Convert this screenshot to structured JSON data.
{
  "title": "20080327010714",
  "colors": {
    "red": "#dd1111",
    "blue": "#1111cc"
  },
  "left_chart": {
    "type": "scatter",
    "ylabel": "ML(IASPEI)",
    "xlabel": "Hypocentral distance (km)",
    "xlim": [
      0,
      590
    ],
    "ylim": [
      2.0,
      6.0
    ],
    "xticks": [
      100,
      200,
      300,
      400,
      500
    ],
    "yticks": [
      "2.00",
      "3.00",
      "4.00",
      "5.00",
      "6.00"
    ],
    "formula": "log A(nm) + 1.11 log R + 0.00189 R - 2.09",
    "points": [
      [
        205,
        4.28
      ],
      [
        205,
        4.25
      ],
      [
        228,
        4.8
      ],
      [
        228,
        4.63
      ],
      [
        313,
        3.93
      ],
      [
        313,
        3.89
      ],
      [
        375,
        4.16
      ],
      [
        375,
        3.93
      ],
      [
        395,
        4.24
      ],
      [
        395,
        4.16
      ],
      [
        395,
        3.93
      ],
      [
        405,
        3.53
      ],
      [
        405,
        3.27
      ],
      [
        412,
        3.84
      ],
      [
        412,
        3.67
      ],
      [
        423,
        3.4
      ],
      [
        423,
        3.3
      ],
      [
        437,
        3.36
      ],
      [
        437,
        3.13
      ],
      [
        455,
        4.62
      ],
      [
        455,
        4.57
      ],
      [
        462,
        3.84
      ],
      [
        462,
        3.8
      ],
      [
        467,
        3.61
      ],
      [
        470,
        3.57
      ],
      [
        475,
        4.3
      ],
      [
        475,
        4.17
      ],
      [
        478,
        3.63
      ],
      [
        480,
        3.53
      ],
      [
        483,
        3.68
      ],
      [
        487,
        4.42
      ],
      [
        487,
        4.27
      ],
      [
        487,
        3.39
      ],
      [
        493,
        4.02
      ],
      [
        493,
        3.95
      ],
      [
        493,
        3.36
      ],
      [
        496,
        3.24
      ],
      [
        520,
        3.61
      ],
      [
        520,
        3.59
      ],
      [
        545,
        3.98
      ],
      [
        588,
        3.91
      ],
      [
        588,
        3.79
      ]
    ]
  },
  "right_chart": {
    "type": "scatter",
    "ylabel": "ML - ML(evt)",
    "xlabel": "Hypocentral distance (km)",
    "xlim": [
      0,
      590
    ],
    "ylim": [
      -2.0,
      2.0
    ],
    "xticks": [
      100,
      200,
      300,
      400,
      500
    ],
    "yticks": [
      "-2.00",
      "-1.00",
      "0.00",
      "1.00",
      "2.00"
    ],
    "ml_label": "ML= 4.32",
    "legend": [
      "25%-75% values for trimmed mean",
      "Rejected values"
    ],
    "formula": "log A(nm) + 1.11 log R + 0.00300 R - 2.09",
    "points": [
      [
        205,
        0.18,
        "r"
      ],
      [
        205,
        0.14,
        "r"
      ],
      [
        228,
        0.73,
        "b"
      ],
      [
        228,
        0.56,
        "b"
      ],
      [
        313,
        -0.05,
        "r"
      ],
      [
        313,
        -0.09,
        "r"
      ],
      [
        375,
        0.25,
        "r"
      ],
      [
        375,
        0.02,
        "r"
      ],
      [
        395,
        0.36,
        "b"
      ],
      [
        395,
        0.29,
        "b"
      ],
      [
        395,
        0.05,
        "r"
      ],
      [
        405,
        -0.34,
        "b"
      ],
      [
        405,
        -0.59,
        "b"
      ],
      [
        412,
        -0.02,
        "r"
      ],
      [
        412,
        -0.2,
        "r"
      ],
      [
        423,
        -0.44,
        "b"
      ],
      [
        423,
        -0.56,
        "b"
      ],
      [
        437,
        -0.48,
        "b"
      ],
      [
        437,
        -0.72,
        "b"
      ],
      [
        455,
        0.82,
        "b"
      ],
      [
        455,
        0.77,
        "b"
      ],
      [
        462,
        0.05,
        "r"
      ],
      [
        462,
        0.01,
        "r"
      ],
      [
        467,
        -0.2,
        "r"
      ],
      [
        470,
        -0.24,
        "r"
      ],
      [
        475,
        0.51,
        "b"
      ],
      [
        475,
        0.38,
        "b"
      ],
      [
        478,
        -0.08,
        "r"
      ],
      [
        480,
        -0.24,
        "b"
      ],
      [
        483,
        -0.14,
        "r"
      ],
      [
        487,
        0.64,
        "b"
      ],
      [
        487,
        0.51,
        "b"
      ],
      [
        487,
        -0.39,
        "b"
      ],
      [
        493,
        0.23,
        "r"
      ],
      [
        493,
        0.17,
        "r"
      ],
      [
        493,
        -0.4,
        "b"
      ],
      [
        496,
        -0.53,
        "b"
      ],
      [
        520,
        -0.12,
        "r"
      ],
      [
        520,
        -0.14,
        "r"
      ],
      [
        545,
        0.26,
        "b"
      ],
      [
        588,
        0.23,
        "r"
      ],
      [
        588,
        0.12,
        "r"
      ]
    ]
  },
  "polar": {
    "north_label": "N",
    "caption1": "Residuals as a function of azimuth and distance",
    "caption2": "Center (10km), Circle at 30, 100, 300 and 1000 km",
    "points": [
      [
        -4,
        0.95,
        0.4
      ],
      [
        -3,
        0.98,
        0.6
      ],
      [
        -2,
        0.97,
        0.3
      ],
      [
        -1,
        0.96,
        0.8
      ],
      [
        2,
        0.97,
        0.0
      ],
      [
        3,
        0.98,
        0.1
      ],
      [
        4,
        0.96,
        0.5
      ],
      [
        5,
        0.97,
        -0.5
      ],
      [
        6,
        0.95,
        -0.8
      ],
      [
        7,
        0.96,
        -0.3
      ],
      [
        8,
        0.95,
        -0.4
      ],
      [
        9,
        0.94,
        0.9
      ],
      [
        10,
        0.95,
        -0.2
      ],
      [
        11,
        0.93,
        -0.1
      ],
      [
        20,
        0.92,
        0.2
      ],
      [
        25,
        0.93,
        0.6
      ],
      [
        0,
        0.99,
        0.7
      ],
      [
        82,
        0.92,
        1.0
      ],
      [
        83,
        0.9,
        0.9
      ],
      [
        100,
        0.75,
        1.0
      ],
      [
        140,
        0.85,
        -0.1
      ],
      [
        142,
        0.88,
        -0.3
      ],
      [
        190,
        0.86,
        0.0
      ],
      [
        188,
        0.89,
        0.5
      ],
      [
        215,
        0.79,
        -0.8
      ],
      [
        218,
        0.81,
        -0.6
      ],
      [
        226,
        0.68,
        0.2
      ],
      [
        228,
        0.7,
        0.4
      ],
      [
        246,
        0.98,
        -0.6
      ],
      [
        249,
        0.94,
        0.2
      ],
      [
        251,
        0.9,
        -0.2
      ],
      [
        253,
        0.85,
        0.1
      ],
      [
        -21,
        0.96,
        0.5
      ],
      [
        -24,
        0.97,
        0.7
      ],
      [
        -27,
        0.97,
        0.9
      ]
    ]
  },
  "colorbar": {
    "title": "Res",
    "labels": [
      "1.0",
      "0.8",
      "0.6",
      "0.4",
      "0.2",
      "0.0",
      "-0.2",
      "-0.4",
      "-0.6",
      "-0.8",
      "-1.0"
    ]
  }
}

※ ※ ※

* [WRITTEN REQUEST] Reproduce the records word for word.

* [OUTPUT OF THE TASK]
Convert this screenshot to structured JSON data.
{
  "title": "20080327010714",
  "colors": {
    "red": "#dd1111",
    "blue": "#1111cc"
  },
  "left_chart": {
    "type": "scatter",
    "ylabel": "ML(IASPEI)",
    "xlabel": "Hypocentral distance (km)",
    "xlim": [
      0,
      590
    ],
    "ylim": [
      2.0,
      6.0
    ],
    "xticks": [
      100,
      200,
      300,
      400,
      500
    ],
    "yticks": [
      "2.00",
      "3.00",
      "4.00",
      "5.00",
      "6.00"
    ],
    "formula": "log A(nm) + 1.11 log R + 0.00189 R - 2.09",
    "points": [
      [
        205,
        4.28
      ],
      [
        205,
        4.25
      ],
      [
        228,
        4.8
      ],
      [
        228,
        4.63
      ],
      [
        313,
        3.93
      ],
      [
        313,
        3.89
      ],
      [
        375,
        4.16
      ],
      [
        375,
        3.93
      ],
      [
        395,
        4.24
      ],
      [
        395,
        4.16
      ],
      [
        395,
        3.93
      ],
      [
        405,
        3.53
      ],
      [
        405,
        3.27
      ],
      [
        412,
        3.84
      ],
      [
        412,
        3.67
      ],
      [
        423,
        3.4
      ],
      [
        423,
        3.3
      ],
      [
        437,
        3.36
      ],
      [
        437,
        3.13
      ],
      [
        455,
        4.62
      ],
      [
        455,
        4.57
      ],
      [
        462,
        3.84
      ],
      [
        462,
        3.8
      ],
      [
        467,
        3.61
      ],
      [
        470,
        3.57
      ],
      [
        475,
        4.3
      ],
      [
        475,
        4.17
      ],
      [
        478,
        3.63
      ],
      [
        480,
        3.53
      ],
      [
        483,
        3.68
      ],
      [
        487,
        4.42
      ],
      [
        487,
        4.27
      ],
      [
        487,
        3.39
      ],
      [
        493,
        4.02
      ],
      [
        493,
        3.95
      ],
      [
        493,
        3.36
      ],
      [
        496,
        3.24
      ],
      [
        520,
        3.61
      ],
      [
        520,
        3.59
      ],
      [
        545,
        3.98
      ],
      [
        588,
        3.91
      ],
      [
        588,
        3.79
      ]
    ]
  },
  "right_chart": {
    "type": "scatter",
    "ylabel": "ML - ML(evt)",
    "xlabel": "Hypocentral distance (km)",
    "xlim": [
      0,
      590
    ],
    "ylim": [
      -2.0,
      2.0
    ],
    "xticks": [
      100,
      200,
      300,
      400,
      500
    ],
    "yticks": [
      "-2.00",
      "-1.00",
      "0.00",
      "1.00",
      "2.00"
    ],
    "ml_label": "ML= 4.32",
    "legend": [
      "25%-75% values for trimmed mean",
      "Rejected values"
    ],
    "formula": "log A(nm) + 1.11 log R + 0.00300 R - 2.09",
    "points": [
      [
        205,
        0.18,
        "r"
      ],
      [
        205,
        0.14,
        "r"
      ],
      [
        228,
        0.73,
        "b"
      ],
      [
        228,
        0.56,
        "b"
      ],
      [
        313,
        -0.05,
        "r"
      ],
      [
        313,
        -0.09,
        "r"
      ],
      [
        375,
        0.25,
        "r"
      ],
      [
        375,
        0.02,
        "r"
      ],
      [
        395,
        0.36,
        "b"
      ],
      [
        395,
        0.29,
        "b"
      ],
      [
        395,
        0.05,
        "r"
      ],
      [
        405,
        -0.34,
        "b"
      ],
      [
        405,
        -0.59,
        "b"
      ],
      [
        412,
        -0.02,
        "r"
      ],
      [
        412,
        -0.2,
        "r"
      ],
      [
        423,
        -0.44,
        "b"
      ],
      [
        423,
        -0.56,
        "b"
      ],
      [
        437,
        -0.48,
        "b"
      ],
      [
        437,
        -0.72,
        "b"
      ],
      [
        455,
        0.82,
        "b"
      ],
      [
        455,
        0.77,
        "b"
      ],
      [
        462,
        0.05,
        "r"
      ],
      [
        462,
        0.01,
        "r"
      ],
      [
        467,
        -0.2,
        "r"
      ],
      [
        470,
        -0.24,
        "r"
      ],
      [
        475,
        0.51,
        "b"
      ],
      [
        475,
        0.38,
        "b"
      ],
      [
        478,
        -0.08,
        "r"
      ],
      [
        480,
        -0.24,
        "b"
      ],
      [
        483,
        -0.14,
        "r"
      ],
      [
        487,
        0.64,
        "b"
      ],
      [
        487,
        0.51,
        "b"
      ],
      [
        487,
        -0.39,
        "b"
      ],
      [
        493,
        0.23,
        "r"
      ],
      [
        493,
        0.17,
        "r"
      ],
      [
        493,
        -0.4,
        "b"
      ],
      [
        496,
        -0.53,
        "b"
      ],
      [
        520,
        -0.12,
        "r"
      ],
      [
        520,
        -0.14,
        "r"
      ],
      [
        545,
        0.26,
        "b"
      ],
      [
        588,
        0.23,
        "r"
      ],
      [
        588,
        0.12,
        "r"
      ]
    ]
  },
  "polar": {
    "north_label": "N",
    "caption1": "Residuals as a function of azimuth and distance",
    "caption2": "Center (10km), Circle at 30, 100, 300 and 1000 km",
    "points": [
      [
        -4,
        0.95,
        0.4
      ],
      [
        -3,
        0.98,
        0.6
      ],
      [
        -2,
        0.97,
        0.3
      ],
      [
        -1,
        0.96,
        0.8
      ],
      [
        2,
        0.97,
        0.0
      ],
      [
        3,
        0.98,
        0.1
      ],
      [
        4,
        0.96,
        0.5
      ],
      [
        5,
        0.97,
        -0.5
      ],
      [
        6,
        0.95,
        -0.8
      ],
      [
        7,
        0.96,
        -0.3
      ],
      [
        8,
        0.95,
        -0.4
      ],
      [
        9,
        0.94,
        0.9
      ],
      [
        10,
        0.95,
        -0.2
      ],
      [
        11,
        0.93,
        -0.1
      ],
      [
        20,
        0.92,
        0.2
      ],
      [
        25,
        0.93,
        0.6
      ],
      [
        0,
        0.99,
        0.7
      ],
      [
        82,
        0.92,
        1.0
      ],
      [
        83,
        0.9,
        0.9
      ],
      [
        100,
        0.75,
        1.0
      ],
      [
        140,
        0.85,
        -0.1
      ],
      [
        142,
        0.88,
        -0.3
      ],
      [
        190,
        0.86,
        0.0
      ],
      [
        188,
        0.89,
        0.5
      ],
      [
        215,
        0.79,
        -0.8
      ],
      [
        218,
        0.81,
        -0.6
      ],
      [
        226,
        0.68,
        0.2
      ],
      [
        228,
        0.7,
        0.4
      ],
      [
        246,
        0.98,
        -0.6
      ],
      [
        249,
        0.94,
        0.2
      ],
      [
        251,
        0.9,
        -0.2
      ],
      [
        253,
        0.85,
        0.1
      ],
      [
        -21,
        0.96,
        0.5
      ],
      [
        -24,
        0.97,
        0.7
      ],
      [
        -27,
        0.97,
        0.9
      ]
    ]
  },
  "colorbar": {
    "title": "Res",
    "labels": [
      "1.0",
      "0.8",
      "0.6",
      "0.4",
      "0.2",
      "0.0",
      "-0.2",
      "-0.4",
      "-0.6",
      "-0.8",
      "-1.0"
    ]
  }
}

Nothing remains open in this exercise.